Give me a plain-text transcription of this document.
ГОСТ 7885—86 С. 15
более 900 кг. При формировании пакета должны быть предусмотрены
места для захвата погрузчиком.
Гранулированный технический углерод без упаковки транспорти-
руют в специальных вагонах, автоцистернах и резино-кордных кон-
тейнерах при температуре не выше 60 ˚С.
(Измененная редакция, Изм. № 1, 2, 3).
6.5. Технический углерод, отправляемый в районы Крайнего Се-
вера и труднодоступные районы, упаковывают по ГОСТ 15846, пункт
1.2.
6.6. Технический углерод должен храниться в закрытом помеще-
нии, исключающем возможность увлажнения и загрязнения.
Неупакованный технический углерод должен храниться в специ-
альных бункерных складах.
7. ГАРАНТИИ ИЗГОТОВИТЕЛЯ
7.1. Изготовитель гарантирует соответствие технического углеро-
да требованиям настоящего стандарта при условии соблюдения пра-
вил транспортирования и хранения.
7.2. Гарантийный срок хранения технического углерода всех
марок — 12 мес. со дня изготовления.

= = = =

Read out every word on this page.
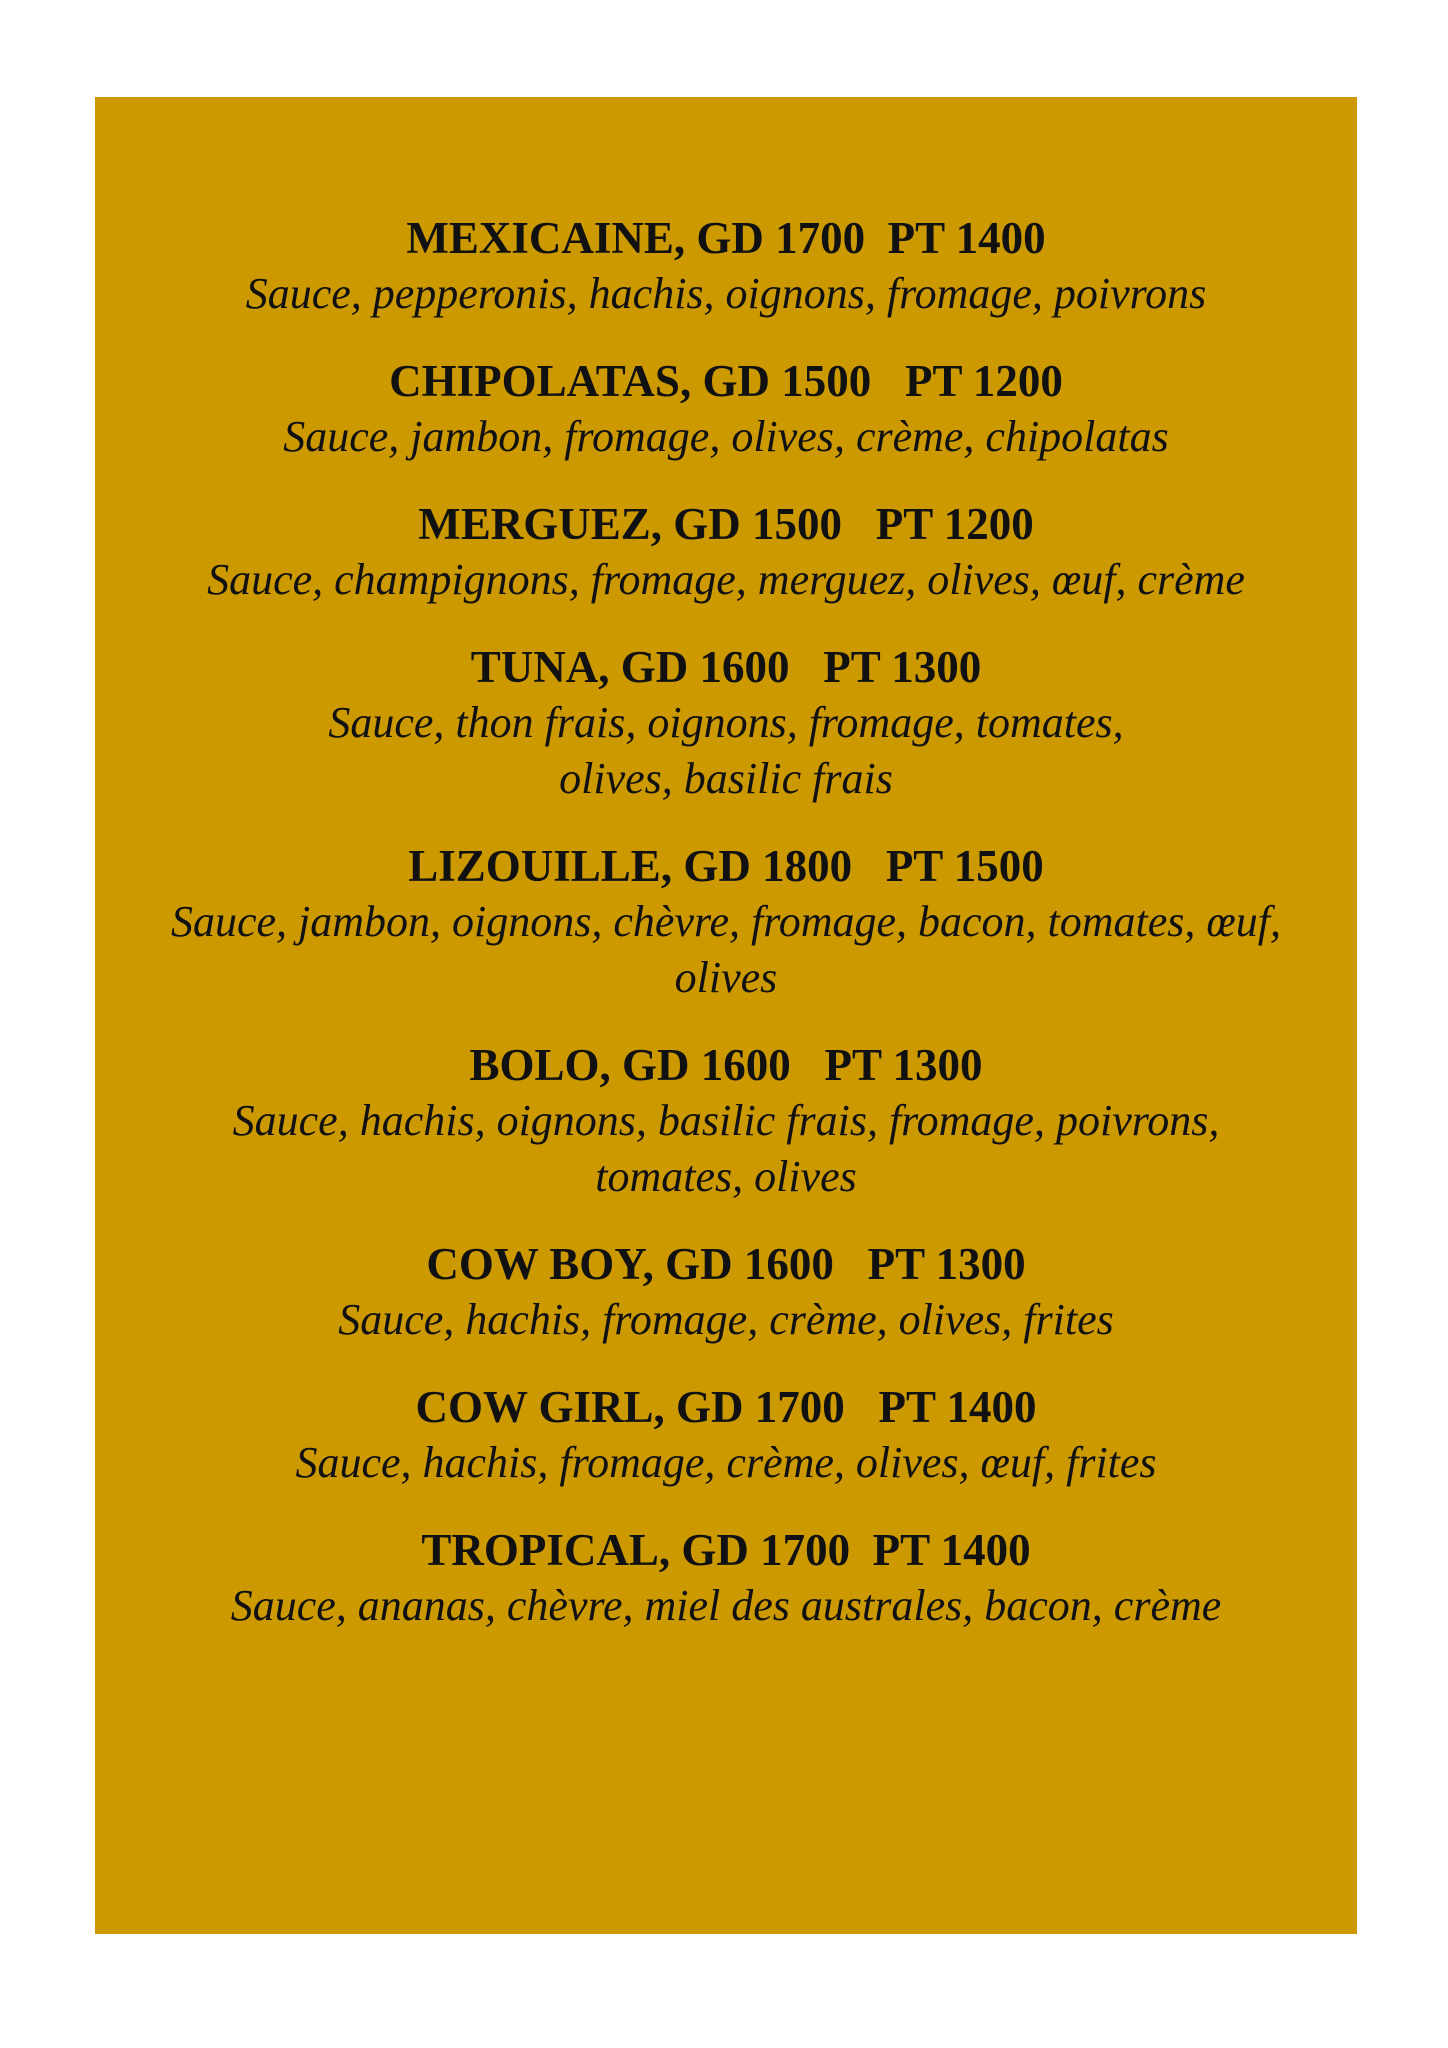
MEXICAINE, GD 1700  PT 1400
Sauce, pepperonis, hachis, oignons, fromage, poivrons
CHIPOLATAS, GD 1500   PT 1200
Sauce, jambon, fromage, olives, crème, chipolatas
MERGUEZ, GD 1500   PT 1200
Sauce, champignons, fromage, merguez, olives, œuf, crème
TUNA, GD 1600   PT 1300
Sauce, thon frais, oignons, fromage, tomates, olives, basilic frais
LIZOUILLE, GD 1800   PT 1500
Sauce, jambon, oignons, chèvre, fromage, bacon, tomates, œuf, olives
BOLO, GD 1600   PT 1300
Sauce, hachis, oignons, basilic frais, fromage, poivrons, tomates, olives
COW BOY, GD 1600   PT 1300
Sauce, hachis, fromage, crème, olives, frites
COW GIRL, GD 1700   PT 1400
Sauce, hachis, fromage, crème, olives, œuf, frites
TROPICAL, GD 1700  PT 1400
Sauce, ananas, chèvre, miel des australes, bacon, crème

= = = =

What to do:
Copy out each line of the material that holds the word "frites".

Answer to this problem:
Sauce, hachis, fromage, crème, olives, frites
Sauce, hachis, fromage, crème, olives, œuf, frites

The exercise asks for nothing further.